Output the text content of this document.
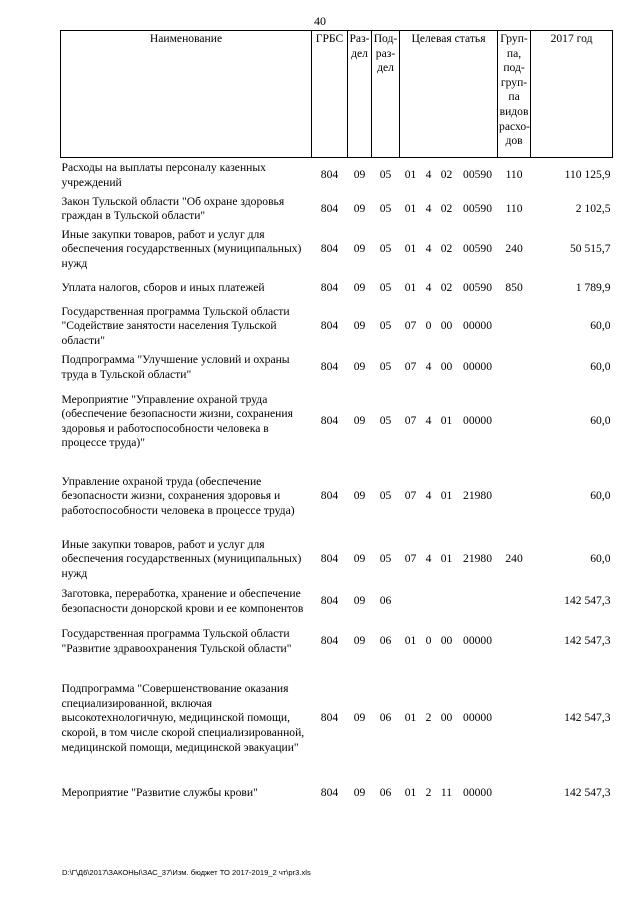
40
Наименование	ГРБС	Раз-дел	Под-раз-дел	Целевая статья				Груп-па, под-груп-па видов расхо-дов	2017 год
Расходы на выплаты персоналу казенных учреждений	804	09	05	01	4	02	00590	110	110 125,9
Закон Тульской области "Об охране здоровья граждан в Тульской области"	804	09	05	01	4	02	00590	110	2 102,5
Иные закупки товаров, работ и услуг для обеспечения государственных (муниципальных) нужд	804	09	05	01	4	02	00590	240	50 515,7
Уплата налогов, сборов и иных платежей	804	09	05	01	4	02	00590	850	1 789,9
Государственная программа Тульской области "Содействие занятости населения Тульской области"	804	09	05	07	0	00	00000		60,0
Подпрограмма "Улучшение условий и охраны труда в Тульской области"	804	09	05	07	4	00	00000		60,0
Мероприятие "Управление охраной труда (обеспечение безопасности жизни, сохранения здоровья и работоспособности человека в процессе труда)"	804	09	05	07	4	01	00000		60,0
Управление охраной труда (обеспечение безопасности жизни, сохранения здоровья и работоспособности человека в процессе труда)	804	09	05	07	4	01	21980		60,0
Иные закупки товаров, работ и услуг для обеспечения государственных (муниципальных) нужд	804	09	05	07	4	01	21980	240	60,0
Заготовка, переработка, хранение и обеспечение безопасности донорской крови и ее компонентов	804	09	06						142 547,3
Государственная программа Тульской области "Развитие здравоохранения Тульской области"	804	09	06	01	0	00	00000		142 547,3
Подпрограмма "Совершенствование оказания специализированной, включая высокотехнологичную, медицинской помощи, скорой, в том числе скорой специализированной, медицинской помощи, медицинской эвакуации"	804	09	06	01	2	00	00000		142 547,3
Мероприятие "Развитие службы крови"	804	09	06	01	2	11	00000		142 547,3
D:\Г\Д6\2017\ЗАКОНЫ\ЗАС_37\Изм. бюджет ТО 2017-2019_2 чт\pr3.xls
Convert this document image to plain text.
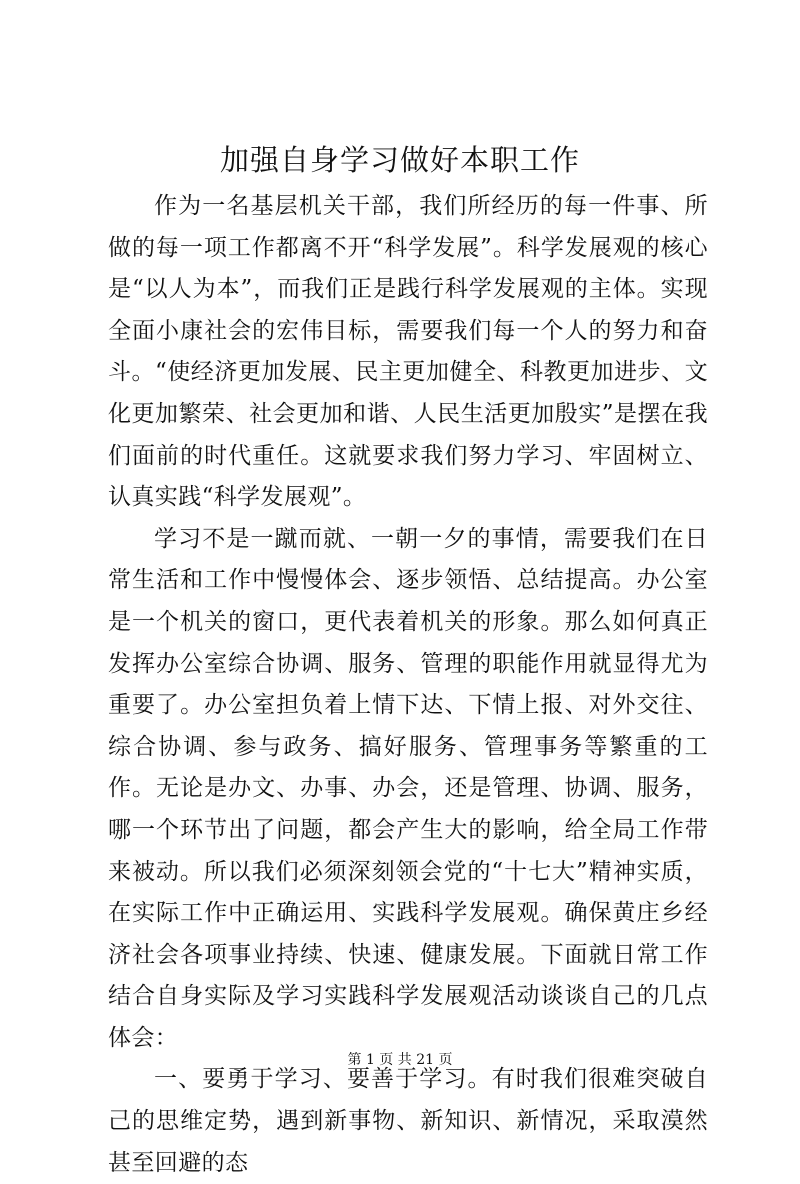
加强自身学习做好本职工作

作为一名基层机关干部，我们所经历的每一件事、所做的每一项工作都离不开“科学发展”。科学发展观的核心是“以人为本”，而我们正是践行科学发展观的主体。实现全面小康社会的宏伟目标，需要我们每一个人的努力和奋斗。“使经济更加发展、民主更加健全、科教更加进步、文化更加繁荣、社会更加和谐、人民生活更加殷实”是摆在我们面前的时代重任。这就要求我们努力学习、牢固树立、认真实践“科学发展观”。

学习不是一蹴而就、一朝一夕的事情，需要我们在日常生活和工作中慢慢体会、逐步领悟、总结提高。办公室是一个机关的窗口，更代表着机关的形象。那么如何真正发挥办公室综合协调、服务、管理的职能作用就显得尤为重要了。办公室担负着上情下达、下情上报、对外交往、综合协调、参与政务、搞好服务、管理事务等繁重的工作。无论是办文、办事、办会，还是管理、协调、服务，哪一个环节出了问题，都会产生大的影响，给全局工作带来被动。所以我们必须深刻领会党的“十七大”精神实质，在实际工作中正确运用、实践科学发展观。确保黄庄乡经济社会各项事业持续、快速、健康发展。下面就日常工作结合自身实际及学习实践科学发展观活动谈谈自己的几点体会：

一、要勇于学习、要善于学习。有时我们很难突破自己的思维定势，遇到新事物、新知识、新情况，采取漠然甚至回避的态

第 1 页 共 21 页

### TO BE DONE
Write out the entries above verbatim; the pictures do not belong in your copy.

### OUTPUT FOR THIS TASK
Output the text content of this document.
40
Наименование	ГРБС	Раз-дел	Под-раз-дел	Целевая статья				Груп-па, под-груп-па видов расхо-дов	2017 год
Расходы на выплаты персоналу казенных учреждений	804	09	05	01	4	02	00590	110	110 125,9
Закон Тульской области "Об охране здоровья граждан в Тульской области"	804	09	05	01	4	02	00590	110	2 102,5
Иные закупки товаров, работ и услуг для обеспечения государственных (муниципальных) нужд	804	09	05	01	4	02	00590	240	50 515,7
Уплата налогов, сборов и иных платежей	804	09	05	01	4	02	00590	850	1 789,9
Государственная программа Тульской области "Содействие занятости населения Тульской области"	804	09	05	07	0	00	00000		60,0
Подпрограмма "Улучшение условий и охраны труда в Тульской области"	804	09	05	07	4	00	00000		60,0
Мероприятие "Управление охраной труда (обеспечение безопасности жизни, сохранения здоровья и работоспособности человека в процессе труда)"	804	09	05	07	4	01	00000		60,0
Управление охраной труда (обеспечение безопасности жизни, сохранения здоровья и работоспособности человека в процессе труда)	804	09	05	07	4	01	21980		60,0
Иные закупки товаров, работ и услуг для обеспечения государственных (муниципальных) нужд	804	09	05	07	4	01	21980	240	60,0
Заготовка, переработка, хранение и обеспечение безопасности донорской крови и ее компонентов	804	09	06						142 547,3
Государственная программа Тульской области "Развитие здравоохранения Тульской области"	804	09	06	01	0	00	00000		142 547,3
Подпрограмма "Совершенствование оказания специализированной, включая высокотехнологичную, медицинской помощи, скорой, в том числе скорой специализированной, медицинской помощи, медицинской эвакуации"	804	09	06	01	2	00	00000		142 547,3
Мероприятие "Развитие службы крови"	804	09	06	01	2	11	00000		142 547,3
D:\Г\Д6\2017\ЗАКОНЫ\ЗАС_37\Изм. бюджет ТО 2017-2019_2 чт\pr3.xls
Convert this document image to plain text.
加强自身学习做好本职工作

作为一名基层机关干部，我们所经历的每一件事、所做的每一项工作都离不开“科学发展”。科学发展观的核心是“以人为本”，而我们正是践行科学发展观的主体。实现全面小康社会的宏伟目标，需要我们每一个人的努力和奋斗。“使经济更加发展、民主更加健全、科教更加进步、文化更加繁荣、社会更加和谐、人民生活更加殷实”是摆在我们面前的时代重任。这就要求我们努力学习、牢固树立、认真实践“科学发展观”。

学习不是一蹴而就、一朝一夕的事情，需要我们在日常生活和工作中慢慢体会、逐步领悟、总结提高。办公室是一个机关的窗口，更代表着机关的形象。那么如何真正发挥办公室综合协调、服务、管理的职能作用就显得尤为重要了。办公室担负着上情下达、下情上报、对外交往、综合协调、参与政务、搞好服务、管理事务等繁重的工作。无论是办文、办事、办会，还是管理、协调、服务，哪一个环节出了问题，都会产生大的影响，给全局工作带来被动。所以我们必须深刻领会党的“十七大”精神实质，在实际工作中正确运用、实践科学发展观。确保黄庄乡经济社会各项事业持续、快速、健康发展。下面就日常工作结合自身实际及学习实践科学发展观活动谈谈自己的几点体会：

一、要勇于学习、要善于学习。有时我们很难突破自己的思维定势，遇到新事物、新知识、新情况，采取漠然甚至回避的态

第 1 页 共 21 页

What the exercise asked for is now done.